Collection entries

----------------

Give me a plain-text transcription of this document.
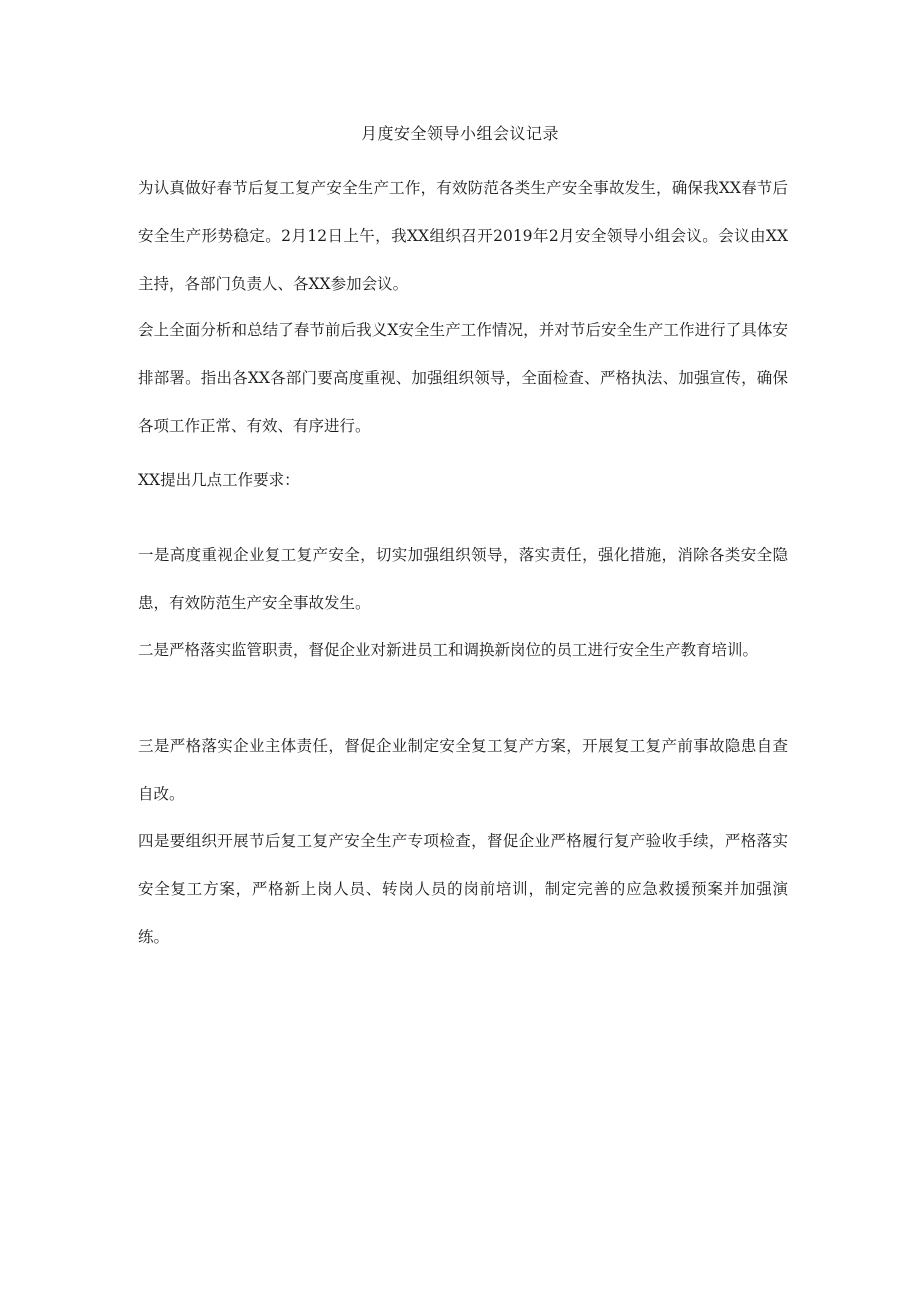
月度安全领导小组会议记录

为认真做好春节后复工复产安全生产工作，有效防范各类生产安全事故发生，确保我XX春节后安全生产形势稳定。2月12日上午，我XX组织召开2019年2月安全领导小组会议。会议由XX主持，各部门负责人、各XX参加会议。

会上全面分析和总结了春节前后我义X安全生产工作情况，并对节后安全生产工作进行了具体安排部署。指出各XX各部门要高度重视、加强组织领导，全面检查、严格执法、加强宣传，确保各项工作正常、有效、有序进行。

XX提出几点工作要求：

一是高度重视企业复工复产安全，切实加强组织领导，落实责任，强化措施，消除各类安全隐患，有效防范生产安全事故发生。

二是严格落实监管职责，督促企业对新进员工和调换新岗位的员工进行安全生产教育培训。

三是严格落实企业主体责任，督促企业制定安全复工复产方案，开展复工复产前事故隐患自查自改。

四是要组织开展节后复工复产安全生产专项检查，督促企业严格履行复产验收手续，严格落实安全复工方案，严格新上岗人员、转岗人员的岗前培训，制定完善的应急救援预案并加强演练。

----------------

**What this task involves**
Without the pictures, write out every entry precisely as it appears.

**Solution to this exercise**
Give me a plain-text transcription of this document.
月度安全领导小组会议记录

为认真做好春节后复工复产安全生产工作，有效防范各类生产安全事故发生，确保我XX春节后安全生产形势稳定。2月12日上午，我XX组织召开2019年2月安全领导小组会议。会议由XX主持，各部门负责人、各XX参加会议。

会上全面分析和总结了春节前后我义X安全生产工作情况，并对节后安全生产工作进行了具体安排部署。指出各XX各部门要高度重视、加强组织领导，全面检查、严格执法、加强宣传，确保各项工作正常、有效、有序进行。

XX提出几点工作要求：

一是高度重视企业复工复产安全，切实加强组织领导，落实责任，强化措施，消除各类安全隐患，有效防范生产安全事故发生。

二是严格落实监管职责，督促企业对新进员工和调换新岗位的员工进行安全生产教育培训。

三是严格落实企业主体责任，督促企业制定安全复工复产方案，开展复工复产前事故隐患自查自改。

四是要组织开展节后复工复产安全生产专项检查，督促企业严格履行复产验收手续，严格落实安全复工方案，严格新上岗人员、转岗人员的岗前培训，制定完善的应急救援预案并加强演练。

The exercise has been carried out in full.